What is needed:
What is the number of lines holding the word "caption"? Give that number alone.

Data for this exercise:
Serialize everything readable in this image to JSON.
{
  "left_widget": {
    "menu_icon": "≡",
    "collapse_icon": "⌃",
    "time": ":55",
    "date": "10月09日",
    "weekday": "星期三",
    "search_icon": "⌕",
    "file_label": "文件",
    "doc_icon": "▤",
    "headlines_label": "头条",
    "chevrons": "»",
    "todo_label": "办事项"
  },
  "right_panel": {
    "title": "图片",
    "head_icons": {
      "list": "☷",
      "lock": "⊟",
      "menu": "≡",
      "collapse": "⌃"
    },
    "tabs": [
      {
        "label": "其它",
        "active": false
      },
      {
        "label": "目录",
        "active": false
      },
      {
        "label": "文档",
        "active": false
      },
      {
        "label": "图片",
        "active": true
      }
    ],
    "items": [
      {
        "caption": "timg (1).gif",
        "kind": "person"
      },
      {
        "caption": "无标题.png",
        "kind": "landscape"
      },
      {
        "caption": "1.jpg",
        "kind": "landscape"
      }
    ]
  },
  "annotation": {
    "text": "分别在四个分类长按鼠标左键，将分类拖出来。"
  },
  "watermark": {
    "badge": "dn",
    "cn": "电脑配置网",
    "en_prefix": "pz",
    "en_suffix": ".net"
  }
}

* * *

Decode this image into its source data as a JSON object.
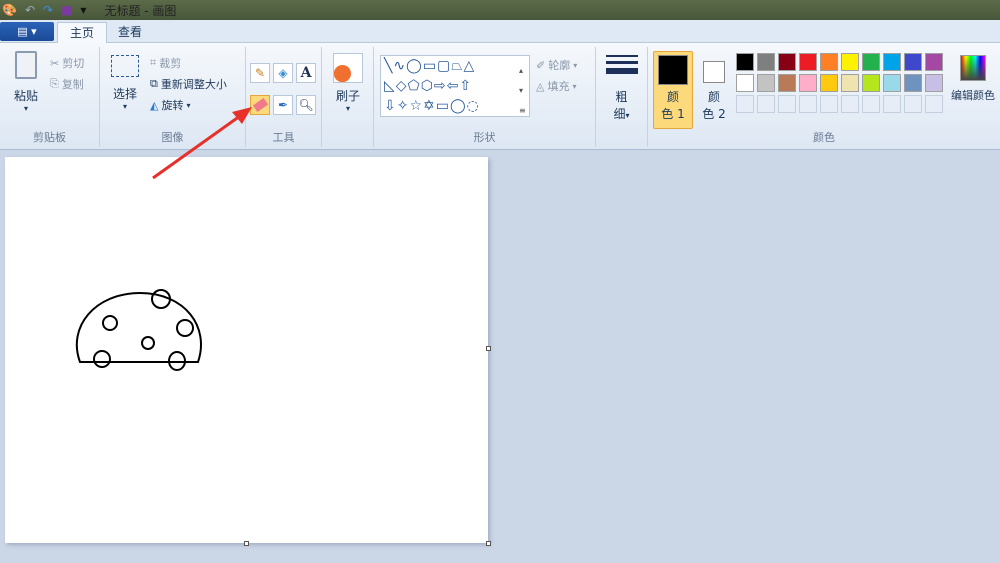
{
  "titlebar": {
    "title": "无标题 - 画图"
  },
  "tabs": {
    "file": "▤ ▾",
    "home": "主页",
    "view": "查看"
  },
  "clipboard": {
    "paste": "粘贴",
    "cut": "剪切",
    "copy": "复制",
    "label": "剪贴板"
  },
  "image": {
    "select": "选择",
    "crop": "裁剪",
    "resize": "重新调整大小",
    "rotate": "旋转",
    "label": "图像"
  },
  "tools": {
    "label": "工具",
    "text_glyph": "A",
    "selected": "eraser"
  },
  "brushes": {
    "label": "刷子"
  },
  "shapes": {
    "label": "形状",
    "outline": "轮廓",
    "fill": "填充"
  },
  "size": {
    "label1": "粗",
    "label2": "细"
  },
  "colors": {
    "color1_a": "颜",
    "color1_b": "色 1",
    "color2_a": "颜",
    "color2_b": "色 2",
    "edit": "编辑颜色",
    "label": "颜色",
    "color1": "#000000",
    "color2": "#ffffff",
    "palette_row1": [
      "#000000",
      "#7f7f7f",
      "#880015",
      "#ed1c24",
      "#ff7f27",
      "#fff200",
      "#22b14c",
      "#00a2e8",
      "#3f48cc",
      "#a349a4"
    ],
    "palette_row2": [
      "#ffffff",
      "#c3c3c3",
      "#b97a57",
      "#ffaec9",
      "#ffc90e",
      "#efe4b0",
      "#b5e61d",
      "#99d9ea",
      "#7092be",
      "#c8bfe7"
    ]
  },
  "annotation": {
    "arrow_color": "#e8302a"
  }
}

Task solution:
3